● **Your instructions**: Tally up the lines that include "JSON" and state that number by itself.

####

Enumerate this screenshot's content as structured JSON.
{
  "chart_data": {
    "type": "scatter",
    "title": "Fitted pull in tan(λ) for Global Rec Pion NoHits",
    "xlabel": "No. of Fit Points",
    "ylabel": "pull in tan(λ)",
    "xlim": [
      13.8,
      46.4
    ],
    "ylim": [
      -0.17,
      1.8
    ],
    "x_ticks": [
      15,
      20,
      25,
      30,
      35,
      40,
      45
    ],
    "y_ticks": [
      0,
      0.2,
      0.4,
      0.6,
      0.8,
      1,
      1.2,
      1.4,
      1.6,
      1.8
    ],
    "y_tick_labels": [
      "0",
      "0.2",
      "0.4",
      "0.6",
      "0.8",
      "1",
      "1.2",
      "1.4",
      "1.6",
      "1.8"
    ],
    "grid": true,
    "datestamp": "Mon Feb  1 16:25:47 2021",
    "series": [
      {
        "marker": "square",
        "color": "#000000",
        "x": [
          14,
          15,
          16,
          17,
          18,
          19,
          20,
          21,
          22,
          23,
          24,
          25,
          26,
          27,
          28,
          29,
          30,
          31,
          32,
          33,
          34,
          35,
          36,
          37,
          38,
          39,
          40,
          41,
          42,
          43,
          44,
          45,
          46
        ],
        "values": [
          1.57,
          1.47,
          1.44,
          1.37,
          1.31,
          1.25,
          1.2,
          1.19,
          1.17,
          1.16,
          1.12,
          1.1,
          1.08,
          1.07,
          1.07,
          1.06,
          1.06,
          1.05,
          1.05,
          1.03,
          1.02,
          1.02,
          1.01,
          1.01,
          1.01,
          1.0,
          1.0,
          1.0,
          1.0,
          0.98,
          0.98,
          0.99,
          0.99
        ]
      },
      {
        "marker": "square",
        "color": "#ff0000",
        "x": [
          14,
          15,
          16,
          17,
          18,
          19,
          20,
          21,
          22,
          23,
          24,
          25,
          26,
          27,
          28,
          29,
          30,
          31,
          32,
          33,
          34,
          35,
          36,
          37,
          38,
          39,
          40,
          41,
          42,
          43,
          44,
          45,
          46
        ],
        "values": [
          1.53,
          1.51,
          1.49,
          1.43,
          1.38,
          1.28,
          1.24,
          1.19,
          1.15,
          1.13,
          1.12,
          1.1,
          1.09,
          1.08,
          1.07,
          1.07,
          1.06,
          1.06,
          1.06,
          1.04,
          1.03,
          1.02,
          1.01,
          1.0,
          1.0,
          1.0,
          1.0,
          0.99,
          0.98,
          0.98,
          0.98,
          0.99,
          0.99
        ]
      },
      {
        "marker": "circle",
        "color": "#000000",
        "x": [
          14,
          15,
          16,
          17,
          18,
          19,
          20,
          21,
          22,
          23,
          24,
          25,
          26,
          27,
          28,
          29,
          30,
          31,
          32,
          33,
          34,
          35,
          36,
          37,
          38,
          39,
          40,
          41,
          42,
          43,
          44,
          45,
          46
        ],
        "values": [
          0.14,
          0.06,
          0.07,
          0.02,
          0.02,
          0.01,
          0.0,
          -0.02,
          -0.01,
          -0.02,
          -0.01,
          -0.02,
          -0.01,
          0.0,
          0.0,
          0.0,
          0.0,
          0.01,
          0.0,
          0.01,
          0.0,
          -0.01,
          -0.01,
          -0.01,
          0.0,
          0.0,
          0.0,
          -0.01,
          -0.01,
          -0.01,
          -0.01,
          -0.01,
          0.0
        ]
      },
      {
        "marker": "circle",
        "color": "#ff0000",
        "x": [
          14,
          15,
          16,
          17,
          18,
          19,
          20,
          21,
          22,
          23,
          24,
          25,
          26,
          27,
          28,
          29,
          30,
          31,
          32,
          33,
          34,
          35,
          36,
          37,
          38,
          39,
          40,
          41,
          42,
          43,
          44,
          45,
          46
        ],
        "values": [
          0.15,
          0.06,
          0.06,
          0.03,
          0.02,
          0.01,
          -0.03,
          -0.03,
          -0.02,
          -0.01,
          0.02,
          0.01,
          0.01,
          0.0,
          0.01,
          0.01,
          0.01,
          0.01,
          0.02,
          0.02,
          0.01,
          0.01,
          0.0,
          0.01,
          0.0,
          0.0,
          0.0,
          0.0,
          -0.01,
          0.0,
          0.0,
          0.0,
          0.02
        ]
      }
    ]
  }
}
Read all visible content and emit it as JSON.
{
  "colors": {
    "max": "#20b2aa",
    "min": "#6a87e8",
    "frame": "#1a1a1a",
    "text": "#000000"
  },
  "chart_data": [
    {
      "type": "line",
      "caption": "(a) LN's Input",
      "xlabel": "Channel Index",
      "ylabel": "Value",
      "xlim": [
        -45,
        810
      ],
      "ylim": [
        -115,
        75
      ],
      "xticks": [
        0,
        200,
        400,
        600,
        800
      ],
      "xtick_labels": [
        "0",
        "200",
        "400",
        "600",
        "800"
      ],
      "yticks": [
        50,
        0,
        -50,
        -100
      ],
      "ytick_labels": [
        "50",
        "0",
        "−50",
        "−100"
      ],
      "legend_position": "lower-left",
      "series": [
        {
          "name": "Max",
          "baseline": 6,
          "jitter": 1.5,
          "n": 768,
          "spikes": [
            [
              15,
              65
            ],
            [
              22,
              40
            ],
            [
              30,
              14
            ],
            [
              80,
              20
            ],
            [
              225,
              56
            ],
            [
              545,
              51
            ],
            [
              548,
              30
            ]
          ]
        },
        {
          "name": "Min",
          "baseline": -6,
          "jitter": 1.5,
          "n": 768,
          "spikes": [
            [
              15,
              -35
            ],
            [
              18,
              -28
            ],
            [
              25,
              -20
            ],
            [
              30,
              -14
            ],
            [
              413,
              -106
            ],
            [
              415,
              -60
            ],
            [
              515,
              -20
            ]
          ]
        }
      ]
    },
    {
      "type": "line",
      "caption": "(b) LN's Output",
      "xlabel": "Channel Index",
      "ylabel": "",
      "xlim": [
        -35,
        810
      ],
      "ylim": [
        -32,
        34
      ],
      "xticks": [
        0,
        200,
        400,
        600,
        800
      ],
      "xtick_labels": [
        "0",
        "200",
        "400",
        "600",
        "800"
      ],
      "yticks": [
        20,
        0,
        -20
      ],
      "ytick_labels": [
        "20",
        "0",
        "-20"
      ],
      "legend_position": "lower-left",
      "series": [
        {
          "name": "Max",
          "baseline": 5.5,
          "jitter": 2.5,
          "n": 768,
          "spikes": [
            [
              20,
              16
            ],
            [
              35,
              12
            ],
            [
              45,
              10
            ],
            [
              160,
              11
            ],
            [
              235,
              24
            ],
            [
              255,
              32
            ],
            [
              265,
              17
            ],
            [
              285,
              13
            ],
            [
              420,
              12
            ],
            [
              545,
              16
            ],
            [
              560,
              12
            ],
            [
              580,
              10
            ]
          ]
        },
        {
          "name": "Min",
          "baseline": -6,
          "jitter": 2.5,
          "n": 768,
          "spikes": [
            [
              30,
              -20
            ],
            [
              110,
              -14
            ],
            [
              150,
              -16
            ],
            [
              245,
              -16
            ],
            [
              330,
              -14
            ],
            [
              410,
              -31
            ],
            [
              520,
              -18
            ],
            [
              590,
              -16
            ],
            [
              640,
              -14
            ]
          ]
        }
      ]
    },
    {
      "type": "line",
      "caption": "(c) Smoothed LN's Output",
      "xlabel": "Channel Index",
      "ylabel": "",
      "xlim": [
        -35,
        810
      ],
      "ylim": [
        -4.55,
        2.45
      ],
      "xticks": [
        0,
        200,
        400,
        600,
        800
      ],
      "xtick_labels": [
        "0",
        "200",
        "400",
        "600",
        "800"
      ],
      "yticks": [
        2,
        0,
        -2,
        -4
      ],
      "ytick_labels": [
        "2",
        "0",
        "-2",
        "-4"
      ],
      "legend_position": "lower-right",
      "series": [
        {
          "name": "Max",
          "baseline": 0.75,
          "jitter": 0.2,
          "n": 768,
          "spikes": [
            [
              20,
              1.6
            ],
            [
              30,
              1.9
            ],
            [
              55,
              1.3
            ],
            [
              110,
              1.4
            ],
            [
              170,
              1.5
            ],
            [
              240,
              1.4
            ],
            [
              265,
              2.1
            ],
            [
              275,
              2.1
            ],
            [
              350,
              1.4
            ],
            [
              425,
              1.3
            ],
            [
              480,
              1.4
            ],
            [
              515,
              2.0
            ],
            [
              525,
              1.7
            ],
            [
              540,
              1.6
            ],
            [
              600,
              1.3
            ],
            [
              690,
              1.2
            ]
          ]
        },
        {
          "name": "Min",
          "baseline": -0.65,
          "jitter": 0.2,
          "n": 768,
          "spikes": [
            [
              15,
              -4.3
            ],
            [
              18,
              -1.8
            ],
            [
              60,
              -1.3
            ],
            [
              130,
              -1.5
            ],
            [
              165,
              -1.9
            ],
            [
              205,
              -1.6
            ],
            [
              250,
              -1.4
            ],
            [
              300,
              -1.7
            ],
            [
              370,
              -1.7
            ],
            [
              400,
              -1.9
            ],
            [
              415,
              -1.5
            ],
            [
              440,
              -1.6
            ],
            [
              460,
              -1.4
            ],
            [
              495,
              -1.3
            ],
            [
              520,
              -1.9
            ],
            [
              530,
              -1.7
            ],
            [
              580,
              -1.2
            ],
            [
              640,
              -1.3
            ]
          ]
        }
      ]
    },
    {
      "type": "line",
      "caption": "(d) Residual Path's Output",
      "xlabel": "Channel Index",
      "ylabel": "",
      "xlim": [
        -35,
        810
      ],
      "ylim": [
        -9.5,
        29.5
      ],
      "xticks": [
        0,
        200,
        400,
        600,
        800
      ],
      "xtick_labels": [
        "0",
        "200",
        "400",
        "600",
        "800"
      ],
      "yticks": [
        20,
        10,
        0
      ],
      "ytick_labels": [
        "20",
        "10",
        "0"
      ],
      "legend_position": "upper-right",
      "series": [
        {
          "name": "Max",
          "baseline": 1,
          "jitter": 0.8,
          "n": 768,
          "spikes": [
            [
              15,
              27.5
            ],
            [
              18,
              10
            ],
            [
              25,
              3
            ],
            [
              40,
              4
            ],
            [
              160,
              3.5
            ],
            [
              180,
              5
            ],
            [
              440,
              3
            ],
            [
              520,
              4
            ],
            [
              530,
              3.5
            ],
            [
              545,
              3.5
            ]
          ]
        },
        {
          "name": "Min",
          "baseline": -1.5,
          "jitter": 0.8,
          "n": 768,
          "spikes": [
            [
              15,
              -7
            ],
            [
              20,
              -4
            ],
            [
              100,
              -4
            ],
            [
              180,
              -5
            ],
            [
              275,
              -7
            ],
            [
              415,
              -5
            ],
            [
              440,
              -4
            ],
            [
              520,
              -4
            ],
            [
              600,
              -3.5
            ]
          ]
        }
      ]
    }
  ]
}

####

● **Written solution**: 2